- _AIM_:
Return the listing below in full, with every line exactly as it is.

(Stored dataset items)
--- Begin ---

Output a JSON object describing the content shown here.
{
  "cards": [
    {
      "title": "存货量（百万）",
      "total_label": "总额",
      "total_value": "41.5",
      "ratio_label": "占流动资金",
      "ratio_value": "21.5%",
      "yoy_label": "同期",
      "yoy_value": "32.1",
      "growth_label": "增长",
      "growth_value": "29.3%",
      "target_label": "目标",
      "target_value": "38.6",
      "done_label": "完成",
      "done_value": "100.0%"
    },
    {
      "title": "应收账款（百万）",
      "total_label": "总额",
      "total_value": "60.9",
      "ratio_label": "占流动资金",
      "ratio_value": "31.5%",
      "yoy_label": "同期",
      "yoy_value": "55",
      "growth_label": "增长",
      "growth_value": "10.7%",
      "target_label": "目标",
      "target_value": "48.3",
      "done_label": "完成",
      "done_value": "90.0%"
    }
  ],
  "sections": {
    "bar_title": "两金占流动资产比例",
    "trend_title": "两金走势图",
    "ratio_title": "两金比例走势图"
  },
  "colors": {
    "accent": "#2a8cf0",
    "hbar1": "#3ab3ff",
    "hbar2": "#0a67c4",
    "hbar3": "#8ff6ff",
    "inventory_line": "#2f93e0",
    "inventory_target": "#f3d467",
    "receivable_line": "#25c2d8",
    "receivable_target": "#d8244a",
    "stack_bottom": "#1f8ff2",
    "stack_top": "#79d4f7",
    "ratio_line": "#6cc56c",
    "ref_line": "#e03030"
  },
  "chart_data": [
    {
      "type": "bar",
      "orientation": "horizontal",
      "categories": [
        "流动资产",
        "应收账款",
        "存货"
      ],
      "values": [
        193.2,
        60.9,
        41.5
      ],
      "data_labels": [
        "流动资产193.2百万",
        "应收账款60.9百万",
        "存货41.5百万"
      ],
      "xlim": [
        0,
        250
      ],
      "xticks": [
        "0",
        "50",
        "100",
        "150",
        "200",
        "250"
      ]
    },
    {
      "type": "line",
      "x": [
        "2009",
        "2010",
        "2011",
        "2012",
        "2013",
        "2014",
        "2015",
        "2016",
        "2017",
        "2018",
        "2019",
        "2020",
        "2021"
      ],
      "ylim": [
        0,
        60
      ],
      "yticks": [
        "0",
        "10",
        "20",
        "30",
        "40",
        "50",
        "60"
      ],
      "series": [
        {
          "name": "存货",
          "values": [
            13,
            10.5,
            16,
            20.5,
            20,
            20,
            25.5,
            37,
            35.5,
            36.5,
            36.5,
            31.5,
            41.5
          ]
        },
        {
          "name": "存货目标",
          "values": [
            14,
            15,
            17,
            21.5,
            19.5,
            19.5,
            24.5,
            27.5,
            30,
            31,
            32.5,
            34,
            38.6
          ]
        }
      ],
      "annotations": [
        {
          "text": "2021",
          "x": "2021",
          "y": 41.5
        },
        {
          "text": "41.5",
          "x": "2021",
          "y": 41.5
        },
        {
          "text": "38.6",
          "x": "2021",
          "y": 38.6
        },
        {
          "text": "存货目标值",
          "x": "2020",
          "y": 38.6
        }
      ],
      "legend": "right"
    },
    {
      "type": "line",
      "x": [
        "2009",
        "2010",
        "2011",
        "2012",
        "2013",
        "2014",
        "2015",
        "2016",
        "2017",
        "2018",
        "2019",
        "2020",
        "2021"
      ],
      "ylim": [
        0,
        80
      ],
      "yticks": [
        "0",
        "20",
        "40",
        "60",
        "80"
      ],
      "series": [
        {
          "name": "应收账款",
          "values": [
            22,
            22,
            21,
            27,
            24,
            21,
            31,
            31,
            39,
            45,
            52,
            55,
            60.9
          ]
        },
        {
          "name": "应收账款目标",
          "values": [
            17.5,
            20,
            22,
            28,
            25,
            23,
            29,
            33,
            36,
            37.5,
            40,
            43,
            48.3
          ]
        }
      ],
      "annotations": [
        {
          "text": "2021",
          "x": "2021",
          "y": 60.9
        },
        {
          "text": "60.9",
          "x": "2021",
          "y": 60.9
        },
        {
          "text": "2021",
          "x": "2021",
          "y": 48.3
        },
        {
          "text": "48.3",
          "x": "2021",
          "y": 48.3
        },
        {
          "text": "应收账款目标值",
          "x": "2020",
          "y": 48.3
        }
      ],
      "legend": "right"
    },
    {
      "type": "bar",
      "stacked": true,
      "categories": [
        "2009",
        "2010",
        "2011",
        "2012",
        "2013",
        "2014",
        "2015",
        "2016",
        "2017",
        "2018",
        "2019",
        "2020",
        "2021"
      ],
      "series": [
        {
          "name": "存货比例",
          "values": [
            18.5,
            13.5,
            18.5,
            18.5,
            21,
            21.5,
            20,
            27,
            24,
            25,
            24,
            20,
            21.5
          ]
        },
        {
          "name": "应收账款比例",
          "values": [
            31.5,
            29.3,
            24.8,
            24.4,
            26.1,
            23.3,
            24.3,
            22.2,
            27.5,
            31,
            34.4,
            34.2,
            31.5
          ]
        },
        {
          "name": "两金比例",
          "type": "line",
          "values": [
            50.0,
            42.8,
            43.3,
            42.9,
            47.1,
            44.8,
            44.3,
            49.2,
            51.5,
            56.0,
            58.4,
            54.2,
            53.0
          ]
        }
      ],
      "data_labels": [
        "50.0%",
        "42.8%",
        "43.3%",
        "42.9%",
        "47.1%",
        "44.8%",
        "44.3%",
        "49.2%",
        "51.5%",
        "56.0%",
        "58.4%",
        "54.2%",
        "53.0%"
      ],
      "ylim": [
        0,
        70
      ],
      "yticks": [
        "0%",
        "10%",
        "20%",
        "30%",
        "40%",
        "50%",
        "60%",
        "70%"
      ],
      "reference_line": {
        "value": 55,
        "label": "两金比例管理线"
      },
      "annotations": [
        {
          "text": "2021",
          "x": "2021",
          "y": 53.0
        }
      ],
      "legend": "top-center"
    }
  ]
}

--- End ---

- _CORRECT ANSWER_:
Output a JSON object describing the content shown here.
{
  "cards": [
    {
      "title": "存货量（百万）",
      "total_label": "总额",
      "total_value": "41.5",
      "ratio_label": "占流动资金",
      "ratio_value": "21.5%",
      "yoy_label": "同期",
      "yoy_value": "32.1",
      "growth_label": "增长",
      "growth_value": "29.3%",
      "target_label": "目标",
      "target_value": "38.6",
      "done_label": "完成",
      "done_value": "100.0%"
    },
    {
      "title": "应收账款（百万）",
      "total_label": "总额",
      "total_value": "60.9",
      "ratio_label": "占流动资金",
      "ratio_value": "31.5%",
      "yoy_label": "同期",
      "yoy_value": "55",
      "growth_label": "增长",
      "growth_value": "10.7%",
      "target_label": "目标",
      "target_value": "48.3",
      "done_label": "完成",
      "done_value": "90.0%"
    }
  ],
  "sections": {
    "bar_title": "两金占流动资产比例",
    "trend_title": "两金走势图",
    "ratio_title": "两金比例走势图"
  },
  "colors": {
    "accent": "#2a8cf0",
    "hbar1": "#3ab3ff",
    "hbar2": "#0a67c4",
    "hbar3": "#8ff6ff",
    "inventory_line": "#2f93e0",
    "inventory_target": "#f3d467",
    "receivable_line": "#25c2d8",
    "receivable_target": "#d8244a",
    "stack_bottom": "#1f8ff2",
    "stack_top": "#79d4f7",
    "ratio_line": "#6cc56c",
    "ref_line": "#e03030"
  },
  "chart_data": [
    {
      "type": "bar",
      "orientation": "horizontal",
      "categories": [
        "流动资产",
        "应收账款",
        "存货"
      ],
      "values": [
        193.2,
        60.9,
        41.5
      ],
      "data_labels": [
        "流动资产193.2百万",
        "应收账款60.9百万",
        "存货41.5百万"
      ],
      "xlim": [
        0,
        250
      ],
      "xticks": [
        "0",
        "50",
        "100",
        "150",
        "200",
        "250"
      ]
    },
    {
      "type": "line",
      "x": [
        "2009",
        "2010",
        "2011",
        "2012",
        "2013",
        "2014",
        "2015",
        "2016",
        "2017",
        "2018",
        "2019",
        "2020",
        "2021"
      ],
      "ylim": [
        0,
        60
      ],
      "yticks": [
        "0",
        "10",
        "20",
        "30",
        "40",
        "50",
        "60"
      ],
      "series": [
        {
          "name": "存货",
          "values": [
            13,
            10.5,
            16,
            20.5,
            20,
            20,
            25.5,
            37,
            35.5,
            36.5,
            36.5,
            31.5,
            41.5
          ]
        },
        {
          "name": "存货目标",
          "values": [
            14,
            15,
            17,
            21.5,
            19.5,
            19.5,
            24.5,
            27.5,
            30,
            31,
            32.5,
            34,
            38.6
          ]
        }
      ],
      "annotations": [
        {
          "text": "2021",
          "x": "2021",
          "y": 41.5
        },
        {
          "text": "41.5",
          "x": "2021",
          "y": 41.5
        },
        {
          "text": "38.6",
          "x": "2021",
          "y": 38.6
        },
        {
          "text": "存货目标值",
          "x": "2020",
          "y": 38.6
        }
      ],
      "legend": "right"
    },
    {
      "type": "line",
      "x": [
        "2009",
        "2010",
        "2011",
        "2012",
        "2013",
        "2014",
        "2015",
        "2016",
        "2017",
        "2018",
        "2019",
        "2020",
        "2021"
      ],
      "ylim": [
        0,
        80
      ],
      "yticks": [
        "0",
        "20",
        "40",
        "60",
        "80"
      ],
      "series": [
        {
          "name": "应收账款",
          "values": [
            22,
            22,
            21,
            27,
            24,
            21,
            31,
            31,
            39,
            45,
            52,
            55,
            60.9
          ]
        },
        {
          "name": "应收账款目标",
          "values": [
            17.5,
            20,
            22,
            28,
            25,
            23,
            29,
            33,
            36,
            37.5,
            40,
            43,
            48.3
          ]
        }
      ],
      "annotations": [
        {
          "text": "2021",
          "x": "2021",
          "y": 60.9
        },
        {
          "text": "60.9",
          "x": "2021",
          "y": 60.9
        },
        {
          "text": "2021",
          "x": "2021",
          "y": 48.3
        },
        {
          "text": "48.3",
          "x": "2021",
          "y": 48.3
        },
        {
          "text": "应收账款目标值",
          "x": "2020",
          "y": 48.3
        }
      ],
      "legend": "right"
    },
    {
      "type": "bar",
      "stacked": true,
      "categories": [
        "2009",
        "2010",
        "2011",
        "2012",
        "2013",
        "2014",
        "2015",
        "2016",
        "2017",
        "2018",
        "2019",
        "2020",
        "2021"
      ],
      "series": [
        {
          "name": "存货比例",
          "values": [
            18.5,
            13.5,
            18.5,
            18.5,
            21,
            21.5,
            20,
            27,
            24,
            25,
            24,
            20,
            21.5
          ]
        },
        {
          "name": "应收账款比例",
          "values": [
            31.5,
            29.3,
            24.8,
            24.4,
            26.1,
            23.3,
            24.3,
            22.2,
            27.5,
            31,
            34.4,
            34.2,
            31.5
          ]
        },
        {
          "name": "两金比例",
          "type": "line",
          "values": [
            50.0,
            42.8,
            43.3,
            42.9,
            47.1,
            44.8,
            44.3,
            49.2,
            51.5,
            56.0,
            58.4,
            54.2,
            53.0
          ]
        }
      ],
      "data_labels": [
        "50.0%",
        "42.8%",
        "43.3%",
        "42.9%",
        "47.1%",
        "44.8%",
        "44.3%",
        "49.2%",
        "51.5%",
        "56.0%",
        "58.4%",
        "54.2%",
        "53.0%"
      ],
      "ylim": [
        0,
        70
      ],
      "yticks": [
        "0%",
        "10%",
        "20%",
        "30%",
        "40%",
        "50%",
        "60%",
        "70%"
      ],
      "reference_line": {
        "value": 55,
        "label": "两金比例管理线"
      },
      "annotations": [
        {
          "text": "2021",
          "x": "2021",
          "y": 53.0
        }
      ],
      "legend": "top-center"
    }
  ]
}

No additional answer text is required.